> **Written problem**
From the entries below, extract every line that includes the word "Całkowity".

+++ Task data +++

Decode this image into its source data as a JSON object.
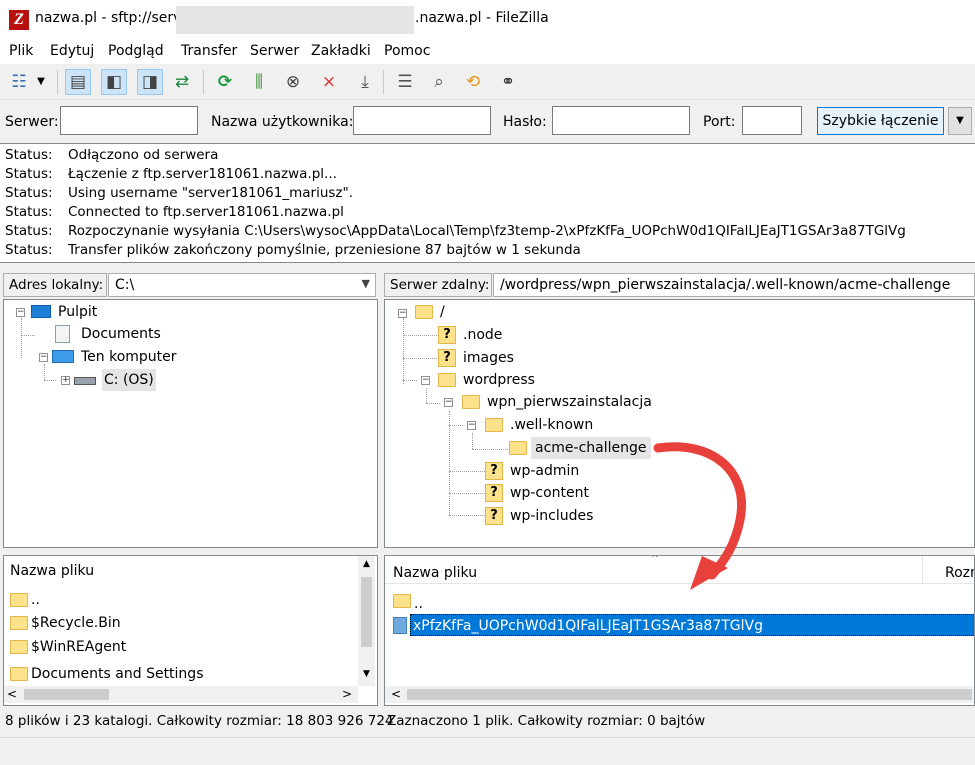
{
  "window": {
    "title_left": "nazwa.pl - sftp://serve",
    "title_right": ".nazwa.pl - FileZilla"
  },
  "menu": [
    "Plik",
    "Edytuj",
    "Podgląd",
    "Transfer",
    "Serwer",
    "Zakładki",
    "Pomoc"
  ],
  "toolbar_icons": [
    "site-manager-icon",
    "dropdown-arrow-icon",
    "toggle-log-icon",
    "toggle-local-tree-icon",
    "toggle-remote-tree-icon",
    "toggle-queue-icon",
    "refresh-icon",
    "process-queue-icon",
    "cancel-icon",
    "disconnect-icon",
    "reconnect-icon",
    "directory-listing-filters-icon",
    "compare-icon",
    "sync-browsing-icon",
    "search-remote-icon"
  ],
  "quickconnect": {
    "server_label": "Serwer:",
    "user_label": "Nazwa użytkownika:",
    "password_label": "Hasło:",
    "port_label": "Port:",
    "connect_button": "Szybkie łączenie"
  },
  "log": [
    {
      "label": "Status:",
      "message": "Odłączono od serwera"
    },
    {
      "label": "Status:",
      "message": "Łączenie z ftp.server181061.nazwa.pl..."
    },
    {
      "label": "Status:",
      "message": "Using username \"server181061_mariusz\"."
    },
    {
      "label": "Status:",
      "message": "Connected to ftp.server181061.nazwa.pl"
    },
    {
      "label": "Status:",
      "message": "Rozpoczynanie wysyłania C:\\Users\\wysoc\\AppData\\Local\\Temp\\fz3temp-2\\xPfzKfFa_UOPchW0d1QIFalLJEaJT1GSAr3a87TGlVg"
    },
    {
      "label": "Status:",
      "message": "Transfer plików zakończony pomyślnie, przeniesione 87 bajtów w 1 sekunda"
    }
  ],
  "local": {
    "address_label": "Adres lokalny:",
    "address_value": "C:\\",
    "tree": [
      "Pulpit",
      "Documents",
      "Ten komputer",
      "C: (OS)"
    ],
    "list_header": "Nazwa pliku",
    "files": [
      "..",
      "$Recycle.Bin",
      "$WinREAgent",
      "Documents and Settings"
    ],
    "status": "8 plików i 23 katalogi. Całkowity rozmiar: 18 803 926 724"
  },
  "remote": {
    "address_label": "Serwer zdalny:",
    "address_value": "/wordpress/wpn_pierwszainstalacja/.well-known/acme-challenge",
    "tree": [
      "/",
      ".node",
      "images",
      "wordpress",
      "wpn_pierwszainstalacja",
      ".well-known",
      "acme-challenge",
      "wp-admin",
      "wp-content",
      "wp-includes"
    ],
    "list_header": "Nazwa pliku",
    "list_header_size": "Rozm",
    "files": [
      "..",
      "xPfzKfFa_UOPchW0d1QIFalLJEaJT1GSAr3a87TGlVg"
    ],
    "status": "Zaznaczono 1 plik. Całkowity rozmiar: 0 bajtów"
  },
  "colors": {
    "selection": "#0078d7",
    "arrow": "#e8403a",
    "folder": "#fce28a"
  }
}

+++

> **Correct output**
    "status": "8 plików i 23 katalogi. Całkowity rozmiar: 18 803 926 724"
    "status": "Zaznaczono 1 plik. Całkowity rozmiar: 0 bajtów"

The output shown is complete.